What you need to do: The entries below should be given again exactly, minus their pictures.

-- Start --

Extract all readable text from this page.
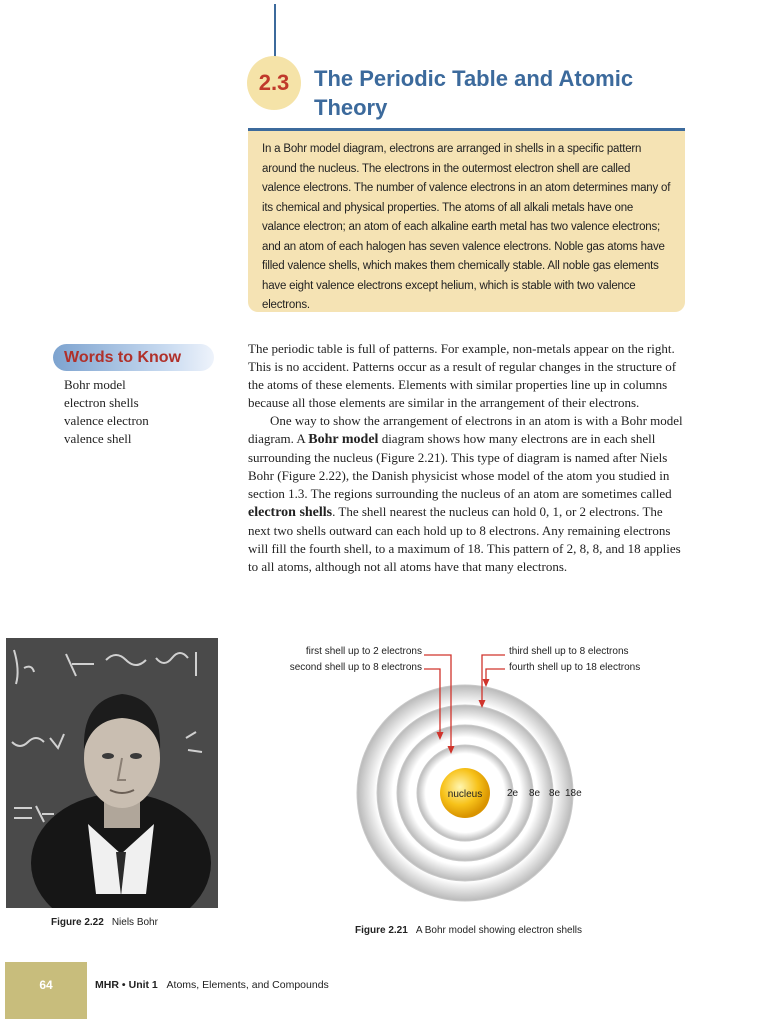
2.3 The Periodic Table and Atomic Theory

In a Bohr model diagram, electrons are arranged in shells in a specific pattern around the nucleus. The electrons in the outermost electron shell are called valence electrons. The number of valence electrons in an atom determines many of its chemical and physical properties. The atoms of all alkali metals have one valance electron; an atom of each alkaline earth metal has two valence electrons; and an atom of each halogen has seven valence electrons. Noble gas atoms have filled valence shells, which makes them chemically stable. All noble gas elements have eight valence electrons except helium, which is stable with two valence electrons.

Words to Know
Bohr model
electron shells
valence electron
valence shell

The periodic table is full of patterns. For example, non-metals appear on the right. This is no accident. Patterns occur as a result of regular changes in the structure of the atoms of these elements. Elements with similar properties line up in columns because all those elements are similar in the arrangement of their electrons.

One way to show the arrangement of electrons in an atom is with a Bohr model diagram. A Bohr model diagram shows how many electrons are in each shell surrounding the nucleus (Figure 2.21). This type of diagram is named after Niels Bohr (Figure 2.22), the Danish physicist whose model of the atom you studied in section 1.3. The regions surrounding the nucleus of an atom are sometimes called electron shells. The shell nearest the nucleus can hold 0, 1, or 2 electrons. The next two shells outward can each hold up to 8 electrons. Any remaining electrons will fill the fourth shell, to a maximum of 18. This pattern of 2, 8, 8, and 18 applies to all atoms, although not all atoms have that many electrons.

Figure 2.22 Niels Bohr
nucleus 2e 8e 8e 18e
first shell up to 2 electrons
second shell up to 8 electrons
third shell up to 8 electrons
fourth shell up to 18 electrons
Figure 2.21 A Bohr model showing electron shells
64	MHR • Unit 1 Atoms, Elements, and Compounds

-- End --

Solution to this task:
Extract all readable text from this page.
2.3 The Periodic Table and Atomic Theory

In a Bohr model diagram, electrons are arranged in shells in a specific pattern around the nucleus. The electrons in the outermost electron shell are called valence electrons. The number of valence electrons in an atom determines many of its chemical and physical properties. The atoms of all alkali metals have one valance electron; an atom of each alkaline earth metal has two valence electrons; and an atom of each halogen has seven valence electrons. Noble gas atoms have filled valence shells, which makes them chemically stable. All noble gas elements have eight valence electrons except helium, which is stable with two valence electrons.

Words to Know
Bohr model
electron shells
valence electron
valence shell

The periodic table is full of patterns. For example, non-metals appear on the right. This is no accident. Patterns occur as a result of regular changes in the structure of the atoms of these elements. Elements with similar properties line up in columns because all those elements are similar in the arrangement of their electrons.

One way to show the arrangement of electrons in an atom is with a Bohr model diagram. A Bohr model diagram shows how many electrons are in each shell surrounding the nucleus (Figure 2.21). This type of diagram is named after Niels Bohr (Figure 2.22), the Danish physicist whose model of the atom you studied in section 1.3. The regions surrounding the nucleus of an atom are sometimes called electron shells. The shell nearest the nucleus can hold 0, 1, or 2 electrons. The next two shells outward can each hold up to 8 electrons. Any remaining electrons will fill the fourth shell, to a maximum of 18. This pattern of 2, 8, 8, and 18 applies to all atoms, although not all atoms have that many electrons.

Figure 2.22 Niels Bohr
nucleus 2e 8e 8e 18e
first shell up to 2 electrons
second shell up to 8 electrons
third shell up to 8 electrons
fourth shell up to 18 electrons
Figure 2.21 A Bohr model showing electron shells
64	MHR • Unit 1 Atoms, Elements, and Compounds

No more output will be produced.